>> BEGIN
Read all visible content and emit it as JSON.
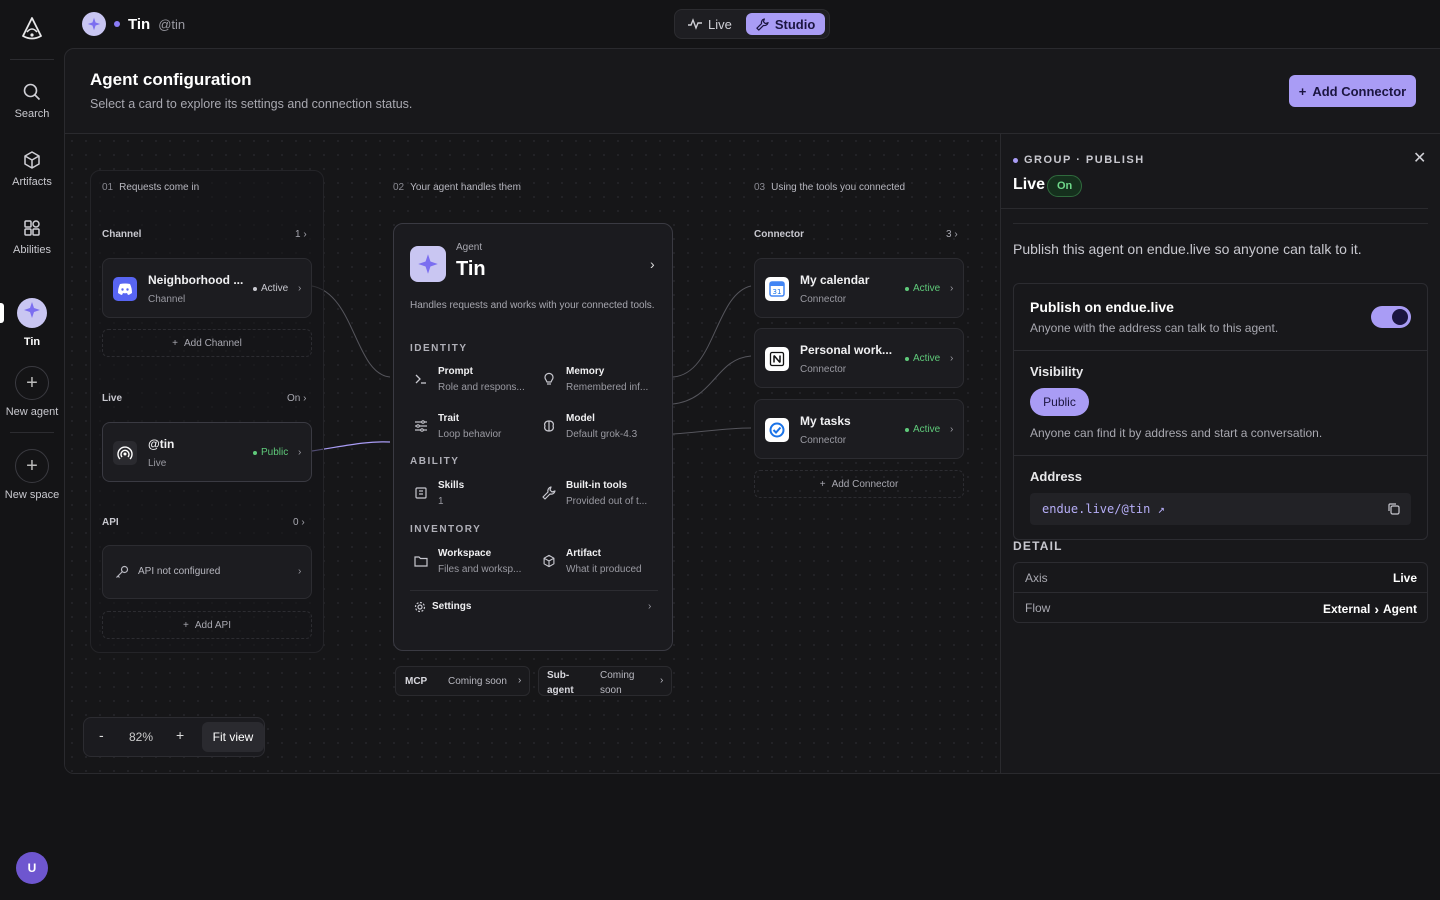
{
  "rail": {
    "search": "Search",
    "artifacts": "Artifacts",
    "abilities": "Abilities",
    "agent": "Tin",
    "new_agent": "New agent",
    "new_space": "New space",
    "user_initial": "U"
  },
  "topbar": {
    "agent_name": "Tin",
    "agent_handle": "@tin",
    "mode_live": "Live",
    "mode_studio": "Studio",
    "selected_mode": "Studio"
  },
  "header": {
    "title": "Agent configuration",
    "subtitle": "Select a card to explore its settings and connection status.",
    "add_connector": "Add Connector"
  },
  "steps": {
    "s1_num": "01",
    "s1_label": "Requests come in",
    "s2_num": "02",
    "s2_label": "Your agent handles them",
    "s3_num": "03",
    "s3_label": "Using the tools you connected"
  },
  "channel": {
    "label": "Channel",
    "count": "1",
    "card_title": "Neighborhood ...",
    "card_sub": "Channel",
    "card_status": "Active",
    "add": "Add Channel"
  },
  "live": {
    "label": "Live",
    "count": "On",
    "card_title": "@tin",
    "card_sub": "Live",
    "card_status": "Public"
  },
  "api": {
    "label": "API",
    "count": "0",
    "card_title": "API not configured",
    "add": "Add API"
  },
  "agent_card": {
    "kind": "Agent",
    "name": "Tin",
    "desc": "Handles requests and works with your connected tools.",
    "identity": "IDENTITY",
    "ability": "ABILITY",
    "inventory": "INVENTORY",
    "prompt_t": "Prompt",
    "prompt_s": "Role and respons...",
    "memory_t": "Memory",
    "memory_s": "Remembered inf...",
    "trait_t": "Trait",
    "trait_s": "Loop behavior",
    "model_t": "Model",
    "model_s": "Default grok-4.3",
    "skills_t": "Skills",
    "skills_s": "1",
    "builtin_t": "Built-in tools",
    "builtin_s": "Provided out of t...",
    "workspace_t": "Workspace",
    "workspace_s": "Files and worksp...",
    "artifact_t": "Artifact",
    "artifact_s": "What it produced",
    "settings": "Settings"
  },
  "below_agent": {
    "mcp": "MCP",
    "mcp_status": "Coming soon",
    "sub_agent_1": "Sub-",
    "sub_agent_2": "agent",
    "sub_status_1": "Coming",
    "sub_status_2": "soon"
  },
  "connectors": {
    "label": "Connector",
    "count": "3",
    "items": [
      {
        "title": "My calendar",
        "sub": "Connector",
        "status": "Active"
      },
      {
        "title": "Personal work...",
        "sub": "Connector",
        "status": "Active"
      },
      {
        "title": "My tasks",
        "sub": "Connector",
        "status": "Active"
      }
    ],
    "add": "Add Connector"
  },
  "zoom": {
    "minus": "-",
    "value": "82%",
    "plus": "+",
    "fit": "Fit view"
  },
  "detail": {
    "group": "GROUP · PUBLISH",
    "title": "Live",
    "badge": "On",
    "intro": "Publish this agent on endue.live so anyone can talk to it.",
    "publish_title": "Publish on endue.live",
    "publish_sub": "Anyone with the address can talk to this agent.",
    "publish_enabled": true,
    "visibility_label": "Visibility",
    "visibility_value": "Public",
    "visibility_desc": "Anyone can find it by address and start a conversation.",
    "address_label": "Address",
    "address_value": "endue.live/@tin ↗",
    "detail_label": "DETAIL",
    "axis_k": "Axis",
    "axis_v": "Live",
    "flow_k": "Flow",
    "flow_from": "External",
    "flow_to": "Agent"
  },
  "colors": {
    "accent": "#a99cf5",
    "active": "#5fca7a",
    "background": "#141416"
  }
}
>> END
• WHAT IS BEING ASKED: Return only the count of lines in the records that hold the word "Coming".

• FULL OUTPUT: 2